# ENTRIES SUPPLIED

<<<<

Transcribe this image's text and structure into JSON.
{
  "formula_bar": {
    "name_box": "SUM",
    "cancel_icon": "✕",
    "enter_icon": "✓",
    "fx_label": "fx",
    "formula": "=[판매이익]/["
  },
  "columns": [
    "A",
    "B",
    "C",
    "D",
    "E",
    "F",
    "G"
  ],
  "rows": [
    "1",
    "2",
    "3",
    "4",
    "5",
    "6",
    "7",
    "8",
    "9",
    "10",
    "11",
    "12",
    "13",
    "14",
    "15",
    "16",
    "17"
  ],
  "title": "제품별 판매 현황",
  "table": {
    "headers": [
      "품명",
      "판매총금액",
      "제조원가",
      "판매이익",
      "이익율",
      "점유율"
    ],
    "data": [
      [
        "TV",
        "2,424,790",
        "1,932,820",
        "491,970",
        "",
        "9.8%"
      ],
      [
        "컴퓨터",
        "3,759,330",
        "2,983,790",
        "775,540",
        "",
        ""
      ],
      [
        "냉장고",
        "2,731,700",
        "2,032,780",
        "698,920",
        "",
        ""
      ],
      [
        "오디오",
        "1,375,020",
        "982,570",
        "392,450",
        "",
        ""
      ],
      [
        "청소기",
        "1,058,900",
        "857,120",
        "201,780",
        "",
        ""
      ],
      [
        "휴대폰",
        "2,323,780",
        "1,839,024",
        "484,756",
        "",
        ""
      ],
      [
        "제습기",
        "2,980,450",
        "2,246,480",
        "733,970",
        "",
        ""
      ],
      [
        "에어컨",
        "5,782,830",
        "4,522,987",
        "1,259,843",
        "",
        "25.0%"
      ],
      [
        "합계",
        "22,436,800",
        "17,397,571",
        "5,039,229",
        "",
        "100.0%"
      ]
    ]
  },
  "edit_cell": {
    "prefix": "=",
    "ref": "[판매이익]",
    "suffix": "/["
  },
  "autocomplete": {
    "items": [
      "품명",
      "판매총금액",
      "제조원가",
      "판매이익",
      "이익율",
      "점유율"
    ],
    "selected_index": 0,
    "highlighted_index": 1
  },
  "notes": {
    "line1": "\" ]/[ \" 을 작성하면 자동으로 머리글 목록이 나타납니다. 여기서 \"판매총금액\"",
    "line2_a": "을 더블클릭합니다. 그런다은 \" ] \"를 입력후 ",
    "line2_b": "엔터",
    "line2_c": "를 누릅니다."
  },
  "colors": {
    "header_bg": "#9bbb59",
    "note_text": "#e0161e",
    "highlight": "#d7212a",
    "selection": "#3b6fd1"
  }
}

>>>>

# SHORT PROBLEM
Give back all the data exactly as written.

# ANSWER IN FULL
Transcribe this image's text and structure into JSON.
{
  "formula_bar": {
    "name_box": "SUM",
    "cancel_icon": "✕",
    "enter_icon": "✓",
    "fx_label": "fx",
    "formula": "=[판매이익]/["
  },
  "columns": [
    "A",
    "B",
    "C",
    "D",
    "E",
    "F",
    "G"
  ],
  "rows": [
    "1",
    "2",
    "3",
    "4",
    "5",
    "6",
    "7",
    "8",
    "9",
    "10",
    "11",
    "12",
    "13",
    "14",
    "15",
    "16",
    "17"
  ],
  "title": "제품별 판매 현황",
  "table": {
    "headers": [
      "품명",
      "판매총금액",
      "제조원가",
      "판매이익",
      "이익율",
      "점유율"
    ],
    "data": [
      [
        "TV",
        "2,424,790",
        "1,932,820",
        "491,970",
        "",
        "9.8%"
      ],
      [
        "컴퓨터",
        "3,759,330",
        "2,983,790",
        "775,540",
        "",
        ""
      ],
      [
        "냉장고",
        "2,731,700",
        "2,032,780",
        "698,920",
        "",
        ""
      ],
      [
        "오디오",
        "1,375,020",
        "982,570",
        "392,450",
        "",
        ""
      ],
      [
        "청소기",
        "1,058,900",
        "857,120",
        "201,780",
        "",
        ""
      ],
      [
        "휴대폰",
        "2,323,780",
        "1,839,024",
        "484,756",
        "",
        ""
      ],
      [
        "제습기",
        "2,980,450",
        "2,246,480",
        "733,970",
        "",
        ""
      ],
      [
        "에어컨",
        "5,782,830",
        "4,522,987",
        "1,259,843",
        "",
        "25.0%"
      ],
      [
        "합계",
        "22,436,800",
        "17,397,571",
        "5,039,229",
        "",
        "100.0%"
      ]
    ]
  },
  "edit_cell": {
    "prefix": "=",
    "ref": "[판매이익]",
    "suffix": "/["
  },
  "autocomplete": {
    "items": [
      "품명",
      "판매총금액",
      "제조원가",
      "판매이익",
      "이익율",
      "점유율"
    ],
    "selected_index": 0,
    "highlighted_index": 1
  },
  "notes": {
    "line1": "\" ]/[ \" 을 작성하면 자동으로 머리글 목록이 나타납니다. 여기서 \"판매총금액\"",
    "line2_a": "을 더블클릭합니다. 그런다은 \" ] \"를 입력후 ",
    "line2_b": "엔터",
    "line2_c": "를 누릅니다."
  },
  "colors": {
    "header_bg": "#9bbb59",
    "note_text": "#e0161e",
    "highlight": "#d7212a",
    "selection": "#3b6fd1"
  }
}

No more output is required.